§ **Data shown**
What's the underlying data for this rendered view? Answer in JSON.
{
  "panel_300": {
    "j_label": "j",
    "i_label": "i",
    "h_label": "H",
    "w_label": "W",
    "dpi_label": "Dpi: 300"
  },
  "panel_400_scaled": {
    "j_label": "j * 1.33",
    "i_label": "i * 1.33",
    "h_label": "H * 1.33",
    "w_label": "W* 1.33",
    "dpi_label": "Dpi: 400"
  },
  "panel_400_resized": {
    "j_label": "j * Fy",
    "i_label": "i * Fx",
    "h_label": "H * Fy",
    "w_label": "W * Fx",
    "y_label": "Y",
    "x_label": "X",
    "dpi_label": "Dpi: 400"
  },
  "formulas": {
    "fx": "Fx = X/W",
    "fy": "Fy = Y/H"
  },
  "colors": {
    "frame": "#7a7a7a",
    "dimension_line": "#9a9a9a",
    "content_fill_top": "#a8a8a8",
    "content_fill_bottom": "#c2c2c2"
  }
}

§ **What the task asks**
Extract each entry in full and write it down exactly.

§ **Final answer**
What's the underlying data for this rendered view? Answer in JSON.
{
  "panel_300": {
    "j_label": "j",
    "i_label": "i",
    "h_label": "H",
    "w_label": "W",
    "dpi_label": "Dpi: 300"
  },
  "panel_400_scaled": {
    "j_label": "j * 1.33",
    "i_label": "i * 1.33",
    "h_label": "H * 1.33",
    "w_label": "W* 1.33",
    "dpi_label": "Dpi: 400"
  },
  "panel_400_resized": {
    "j_label": "j * Fy",
    "i_label": "i * Fx",
    "h_label": "H * Fy",
    "w_label": "W * Fx",
    "y_label": "Y",
    "x_label": "X",
    "dpi_label": "Dpi: 400"
  },
  "formulas": {
    "fx": "Fx = X/W",
    "fy": "Fy = Y/H"
  },
  "colors": {
    "frame": "#7a7a7a",
    "dimension_line": "#9a9a9a",
    "content_fill_top": "#a8a8a8",
    "content_fill_bottom": "#c2c2c2"
  }
}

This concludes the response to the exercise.